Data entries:
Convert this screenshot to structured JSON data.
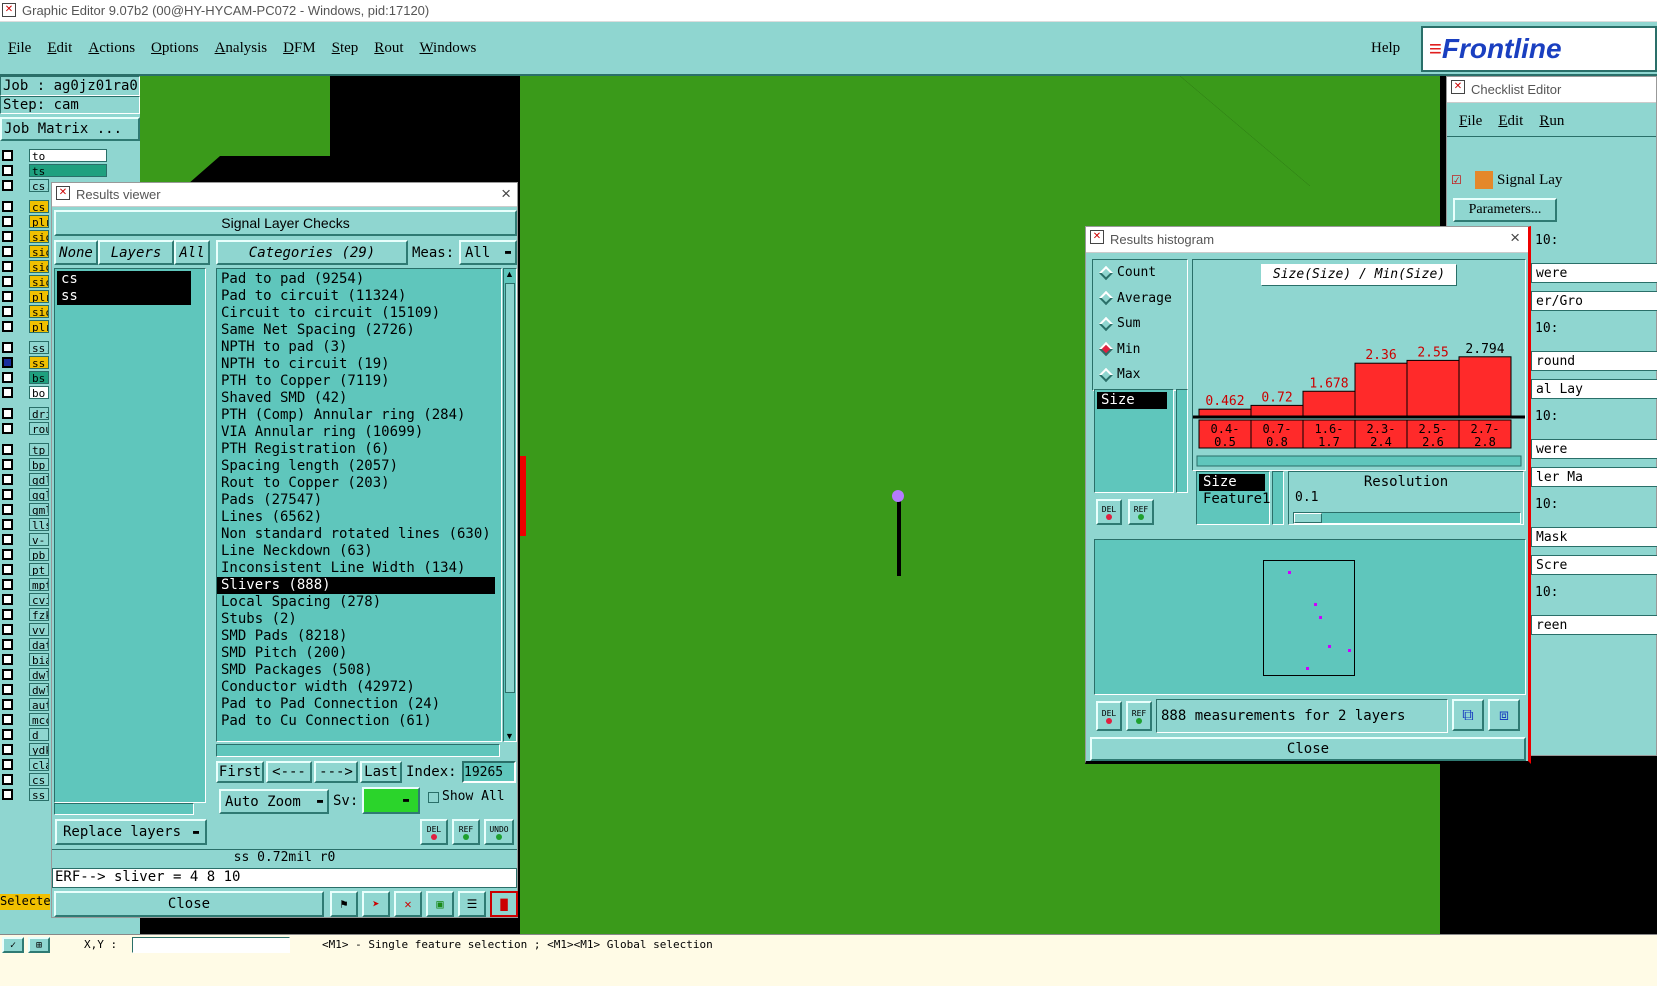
{
  "app": {
    "title": "Graphic Editor 9.07b2 (00@HY-HYCAM-PC072 - Windows, pid:17120)",
    "menu": [
      "File",
      "Edit",
      "Actions",
      "Options",
      "Analysis",
      "DFM",
      "Step",
      "Rout",
      "Windows"
    ],
    "help": "Help",
    "logo": "Frontline"
  },
  "job": {
    "job_line": "Job : ag0jz01ra0",
    "step_line": "Step: cam",
    "matrix_btn": "Job Matrix ..."
  },
  "layers": [
    "to",
    "ts",
    "cs.",
    "cs",
    "plr",
    "sic",
    "sic",
    "sic",
    "sic",
    "plr",
    "sic",
    "plr",
    "ss.",
    "ss",
    "bs",
    "bo",
    "dri",
    "rou",
    "tp",
    "bp",
    "gdl",
    "ggl",
    "gml",
    "lls",
    "v-c",
    "pb",
    "pt",
    "mpt",
    "cvi",
    "fzk",
    "vv",
    "dat",
    "bia",
    "dwl",
    "dwl",
    "aut",
    "mcc",
    "d",
    "ydk",
    "cla",
    "cs_",
    "ss_"
  ],
  "left_footer": "Selected",
  "results": {
    "title": "Results viewer",
    "header": "Signal Layer Checks",
    "none_btn": "None",
    "layers_btn": "Layers",
    "all_btn": "All",
    "categories_btn": "Categories (29)",
    "meas_label": "Meas:",
    "meas_value": "All",
    "layer_items": [
      "cs",
      "ss"
    ],
    "categories": [
      "Pad to pad (9254)",
      "Pad to circuit (11324)",
      "Circuit to circuit (15109)",
      "Same Net Spacing (2726)",
      "NPTH to pad (3)",
      "NPTH to circuit (19)",
      "PTH to Copper (7119)",
      "Shaved SMD (42)",
      "PTH (Comp) Annular ring (284)",
      "VIA Annular ring (10699)",
      "PTH Registration (6)",
      "Spacing length (2057)",
      "Rout to Copper (203)",
      "Pads (27547)",
      "Lines (6562)",
      "Non standard rotated lines (630)",
      "Line Neckdown (63)",
      "Inconsistent Line Width (134)",
      "Slivers (888)",
      "Local Spacing (278)",
      "Stubs (2)",
      "SMD Pads (8218)",
      "SMD Pitch (200)",
      "SMD Packages (508)",
      "Conductor width (42972)",
      "Pad to Pad Connection (24)",
      "Pad to Cu Connection (61)"
    ],
    "selected_category": "Slivers (888)",
    "first_btn": "First",
    "prev_btn": "<---",
    "next_btn": "--->",
    "last_btn": "Last",
    "index_label": "Index:",
    "index_value": "19265",
    "autozoom": "Auto Zoom",
    "sv_label": "Sv:",
    "show_all": "Show All",
    "replace_layers": "Replace layers",
    "del": "DEL",
    "ref": "REF",
    "undo": "UNDO",
    "status": "ss 0.72mil  r0",
    "erf": "ERF--> sliver = 4 8 10",
    "close": "Close"
  },
  "histogram": {
    "title": "Results histogram",
    "modes": [
      "Count",
      "Average",
      "Sum",
      "Min",
      "Max"
    ],
    "selected_mode": "Min",
    "chart_title": "Size(Size) / Min(Size)",
    "list_item": "Size",
    "attrs": [
      "Size",
      "Feature1"
    ],
    "resolution_label": "Resolution",
    "resolution_value": "0.1",
    "summary": "888 measurements for 2 layers",
    "close": "Close",
    "del": "DEL",
    "ref": "REF"
  },
  "chart_data": {
    "type": "bar",
    "title": "Size(Size) / Min(Size)",
    "categories": [
      "0.4-0.5",
      "0.7-0.8",
      "1.6-1.7",
      "2.3-2.4",
      "2.5-2.6",
      "2.7-2.8"
    ],
    "values": [
      0.462,
      0.72,
      1.678,
      2.36,
      2.55,
      2.794
    ],
    "xlabel": "",
    "ylabel": ""
  },
  "checklist": {
    "title": "Checklist Editor",
    "menu": [
      "File",
      "Edit",
      "Run"
    ],
    "signal": "Signal Lay",
    "params": "Parameters...",
    "side_texts": [
      "10:",
      "were",
      "er/Gro",
      "10:",
      "round",
      "al Lay",
      "10:",
      "were",
      "ler Ma",
      "10:",
      "Mask",
      "Scre",
      "10:",
      "reen"
    ]
  },
  "statusbar": {
    "xy": "X,Y :",
    "hint": "<M1> - Single feature selection ; <M1><M1> Global selection"
  }
}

§ DIRECTION
Repeat each record exactly as shown above, dropping all images.

§ COMPLETE ANSWER
Convert this screenshot to structured JSON data.
{
  "app": {
    "title": "Graphic Editor 9.07b2 (00@HY-HYCAM-PC072 - Windows, pid:17120)",
    "menu": [
      "File",
      "Edit",
      "Actions",
      "Options",
      "Analysis",
      "DFM",
      "Step",
      "Rout",
      "Windows"
    ],
    "help": "Help",
    "logo": "Frontline"
  },
  "job": {
    "job_line": "Job : ag0jz01ra0",
    "step_line": "Step: cam",
    "matrix_btn": "Job Matrix ..."
  },
  "layers": [
    "to",
    "ts",
    "cs.",
    "cs",
    "plr",
    "sic",
    "sic",
    "sic",
    "sic",
    "plr",
    "sic",
    "plr",
    "ss.",
    "ss",
    "bs",
    "bo",
    "dri",
    "rou",
    "tp",
    "bp",
    "gdl",
    "ggl",
    "gml",
    "lls",
    "v-c",
    "pb",
    "pt",
    "mpt",
    "cvi",
    "fzk",
    "vv",
    "dat",
    "bia",
    "dwl",
    "dwl",
    "aut",
    "mcc",
    "d",
    "ydk",
    "cla",
    "cs_",
    "ss_"
  ],
  "left_footer": "Selected",
  "results": {
    "title": "Results viewer",
    "header": "Signal Layer Checks",
    "none_btn": "None",
    "layers_btn": "Layers",
    "all_btn": "All",
    "categories_btn": "Categories (29)",
    "meas_label": "Meas:",
    "meas_value": "All",
    "layer_items": [
      "cs",
      "ss"
    ],
    "categories": [
      "Pad to pad (9254)",
      "Pad to circuit (11324)",
      "Circuit to circuit (15109)",
      "Same Net Spacing (2726)",
      "NPTH to pad (3)",
      "NPTH to circuit (19)",
      "PTH to Copper (7119)",
      "Shaved SMD (42)",
      "PTH (Comp) Annular ring (284)",
      "VIA Annular ring (10699)",
      "PTH Registration (6)",
      "Spacing length (2057)",
      "Rout to Copper (203)",
      "Pads (27547)",
      "Lines (6562)",
      "Non standard rotated lines (630)",
      "Line Neckdown (63)",
      "Inconsistent Line Width (134)",
      "Slivers (888)",
      "Local Spacing (278)",
      "Stubs (2)",
      "SMD Pads (8218)",
      "SMD Pitch (200)",
      "SMD Packages (508)",
      "Conductor width (42972)",
      "Pad to Pad Connection (24)",
      "Pad to Cu Connection (61)"
    ],
    "selected_category": "Slivers (888)",
    "first_btn": "First",
    "prev_btn": "<---",
    "next_btn": "--->",
    "last_btn": "Last",
    "index_label": "Index:",
    "index_value": "19265",
    "autozoom": "Auto Zoom",
    "sv_label": "Sv:",
    "show_all": "Show All",
    "replace_layers": "Replace layers",
    "del": "DEL",
    "ref": "REF",
    "undo": "UNDO",
    "status": "ss 0.72mil  r0",
    "erf": "ERF--> sliver = 4 8 10",
    "close": "Close"
  },
  "histogram": {
    "title": "Results histogram",
    "modes": [
      "Count",
      "Average",
      "Sum",
      "Min",
      "Max"
    ],
    "selected_mode": "Min",
    "chart_title": "Size(Size) / Min(Size)",
    "list_item": "Size",
    "attrs": [
      "Size",
      "Feature1"
    ],
    "resolution_label": "Resolution",
    "resolution_value": "0.1",
    "summary": "888 measurements for 2 layers",
    "close": "Close",
    "del": "DEL",
    "ref": "REF"
  },
  "chart_data": {
    "type": "bar",
    "title": "Size(Size) / Min(Size)",
    "categories": [
      "0.4-0.5",
      "0.7-0.8",
      "1.6-1.7",
      "2.3-2.4",
      "2.5-2.6",
      "2.7-2.8"
    ],
    "values": [
      0.462,
      0.72,
      1.678,
      2.36,
      2.55,
      2.794
    ],
    "xlabel": "",
    "ylabel": ""
  },
  "checklist": {
    "title": "Checklist Editor",
    "menu": [
      "File",
      "Edit",
      "Run"
    ],
    "signal": "Signal Lay",
    "params": "Parameters...",
    "side_texts": [
      "10:",
      "were",
      "er/Gro",
      "10:",
      "round",
      "al Lay",
      "10:",
      "were",
      "ler Ma",
      "10:",
      "Mask",
      "Scre",
      "10:",
      "reen"
    ]
  },
  "statusbar": {
    "xy": "X,Y :",
    "hint": "<M1> - Single feature selection ; <M1><M1> Global selection"
  }
}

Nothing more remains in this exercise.